Reproduce every record below exactly as it appears.
== Dataset entries
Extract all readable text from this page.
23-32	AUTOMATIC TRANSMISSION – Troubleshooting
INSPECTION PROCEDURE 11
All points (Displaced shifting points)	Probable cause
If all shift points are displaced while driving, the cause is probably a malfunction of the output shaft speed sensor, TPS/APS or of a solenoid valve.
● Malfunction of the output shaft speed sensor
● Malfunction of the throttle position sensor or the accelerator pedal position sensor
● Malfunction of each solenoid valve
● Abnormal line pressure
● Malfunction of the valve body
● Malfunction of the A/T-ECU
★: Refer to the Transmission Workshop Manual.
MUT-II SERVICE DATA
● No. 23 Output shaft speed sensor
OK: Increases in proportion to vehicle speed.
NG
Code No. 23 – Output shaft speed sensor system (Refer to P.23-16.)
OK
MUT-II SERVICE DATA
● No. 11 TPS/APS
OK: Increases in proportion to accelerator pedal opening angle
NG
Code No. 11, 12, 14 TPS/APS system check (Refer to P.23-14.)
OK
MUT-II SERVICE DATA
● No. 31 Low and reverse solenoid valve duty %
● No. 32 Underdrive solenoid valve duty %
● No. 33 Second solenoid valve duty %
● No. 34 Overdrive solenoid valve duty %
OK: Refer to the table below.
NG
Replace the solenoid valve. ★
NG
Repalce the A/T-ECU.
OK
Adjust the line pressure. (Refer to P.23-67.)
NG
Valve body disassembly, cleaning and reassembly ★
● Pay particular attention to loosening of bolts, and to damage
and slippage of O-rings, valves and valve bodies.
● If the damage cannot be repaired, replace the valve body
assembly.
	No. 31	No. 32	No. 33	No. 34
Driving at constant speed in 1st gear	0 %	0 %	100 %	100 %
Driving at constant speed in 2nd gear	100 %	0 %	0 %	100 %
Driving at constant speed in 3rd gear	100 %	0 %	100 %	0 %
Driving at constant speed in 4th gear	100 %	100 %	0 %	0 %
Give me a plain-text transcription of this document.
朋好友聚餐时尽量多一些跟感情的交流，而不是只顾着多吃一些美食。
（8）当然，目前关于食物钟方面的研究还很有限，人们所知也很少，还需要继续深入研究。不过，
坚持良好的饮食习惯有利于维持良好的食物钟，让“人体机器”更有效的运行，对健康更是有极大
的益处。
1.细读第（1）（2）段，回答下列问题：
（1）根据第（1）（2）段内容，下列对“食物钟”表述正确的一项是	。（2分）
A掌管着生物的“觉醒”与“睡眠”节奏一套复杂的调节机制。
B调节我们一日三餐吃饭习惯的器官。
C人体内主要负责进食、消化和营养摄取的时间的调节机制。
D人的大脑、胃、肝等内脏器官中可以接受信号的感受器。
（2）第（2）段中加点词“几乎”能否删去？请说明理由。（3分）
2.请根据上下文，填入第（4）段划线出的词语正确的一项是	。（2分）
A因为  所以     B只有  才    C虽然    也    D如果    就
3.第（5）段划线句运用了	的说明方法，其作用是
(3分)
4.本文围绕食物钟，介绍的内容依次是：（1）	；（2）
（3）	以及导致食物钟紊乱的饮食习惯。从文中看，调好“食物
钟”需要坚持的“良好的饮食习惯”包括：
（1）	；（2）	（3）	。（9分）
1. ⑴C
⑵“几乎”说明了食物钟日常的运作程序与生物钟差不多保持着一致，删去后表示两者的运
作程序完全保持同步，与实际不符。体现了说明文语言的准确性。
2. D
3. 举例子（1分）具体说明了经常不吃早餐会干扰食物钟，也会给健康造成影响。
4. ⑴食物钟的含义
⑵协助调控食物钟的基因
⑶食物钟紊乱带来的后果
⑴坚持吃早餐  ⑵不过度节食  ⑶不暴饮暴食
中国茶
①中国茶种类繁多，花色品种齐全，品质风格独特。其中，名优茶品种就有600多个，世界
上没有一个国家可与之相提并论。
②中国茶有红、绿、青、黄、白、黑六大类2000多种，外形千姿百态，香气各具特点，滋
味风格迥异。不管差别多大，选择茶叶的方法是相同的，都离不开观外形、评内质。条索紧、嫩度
====
--- Written solution ---
Extract all readable text from this page.
23-32	AUTOMATIC TRANSMISSION – Troubleshooting
INSPECTION PROCEDURE 11
All points (Displaced shifting points)	Probable cause
If all shift points are displaced while driving, the cause is probably a malfunction of the output shaft speed sensor, TPS/APS or of a solenoid valve.
● Malfunction of the output shaft speed sensor
● Malfunction of the throttle position sensor or the accelerator pedal position sensor
● Malfunction of each solenoid valve
● Abnormal line pressure
● Malfunction of the valve body
● Malfunction of the A/T-ECU
★: Refer to the Transmission Workshop Manual.
MUT-II SERVICE DATA
● No. 23 Output shaft speed sensor
OK: Increases in proportion to vehicle speed.
NG
Code No. 23 – Output shaft speed sensor system (Refer to P.23-16.)
OK
MUT-II SERVICE DATA
● No. 11 TPS/APS
OK: Increases in proportion to accelerator pedal opening angle
NG
Code No. 11, 12, 14 TPS/APS system check (Refer to P.23-14.)
OK
MUT-II SERVICE DATA
● No. 31 Low and reverse solenoid valve duty %
● No. 32 Underdrive solenoid valve duty %
● No. 33 Second solenoid valve duty %
● No. 34 Overdrive solenoid valve duty %
OK: Refer to the table below.
NG
Replace the solenoid valve. ★
NG
Repalce the A/T-ECU.
OK
Adjust the line pressure. (Refer to P.23-67.)
NG
Valve body disassembly, cleaning and reassembly ★
● Pay particular attention to loosening of bolts, and to damage
and slippage of O-rings, valves and valve bodies.
● If the damage cannot be repaired, replace the valve body
assembly.
	No. 31	No. 32	No. 33	No. 34
Driving at constant speed in 1st gear	0 %	0 %	100 %	100 %
Driving at constant speed in 2nd gear	100 %	0 %	0 %	100 %
Driving at constant speed in 3rd gear	100 %	0 %	100 %	0 %
Driving at constant speed in 4th gear	100 %	100 %	0 %	0 %
Give me a plain-text transcription of this document.
朋好友聚餐时尽量多一些跟感情的交流，而不是只顾着多吃一些美食。
（8）当然，目前关于食物钟方面的研究还很有限，人们所知也很少，还需要继续深入研究。不过，
坚持良好的饮食习惯有利于维持良好的食物钟，让“人体机器”更有效的运行，对健康更是有极大
的益处。
1.细读第（1）（2）段，回答下列问题：
（1）根据第（1）（2）段内容，下列对“食物钟”表述正确的一项是	。（2分）
A掌管着生物的“觉醒”与“睡眠”节奏一套复杂的调节机制。
B调节我们一日三餐吃饭习惯的器官。
C人体内主要负责进食、消化和营养摄取的时间的调节机制。
D人的大脑、胃、肝等内脏器官中可以接受信号的感受器。
（2）第（2）段中加点词“几乎”能否删去？请说明理由。（3分）
2.请根据上下文，填入第（4）段划线出的词语正确的一项是	。（2分）
A因为  所以     B只有  才    C虽然    也    D如果    就
3.第（5）段划线句运用了	的说明方法，其作用是
(3分)
4.本文围绕食物钟，介绍的内容依次是：（1）	；（2）
（3）	以及导致食物钟紊乱的饮食习惯。从文中看，调好“食物
钟”需要坚持的“良好的饮食习惯”包括：
（1）	；（2）	（3）	。（9分）
1. ⑴C
⑵“几乎”说明了食物钟日常的运作程序与生物钟差不多保持着一致，删去后表示两者的运
作程序完全保持同步，与实际不符。体现了说明文语言的准确性。
2. D
3. 举例子（1分）具体说明了经常不吃早餐会干扰食物钟，也会给健康造成影响。
4. ⑴食物钟的含义
⑵协助调控食物钟的基因
⑶食物钟紊乱带来的后果
⑴坚持吃早餐  ⑵不过度节食  ⑶不暴饮暴食
中国茶
①中国茶种类繁多，花色品种齐全，品质风格独特。其中，名优茶品种就有600多个，世界
上没有一个国家可与之相提并论。
②中国茶有红、绿、青、黄、白、黑六大类2000多种，外形千姿百态，香气各具特点，滋
味风格迥异。不管差别多大，选择茶叶的方法是相同的，都离不开观外形、评内质。条索紧、嫩度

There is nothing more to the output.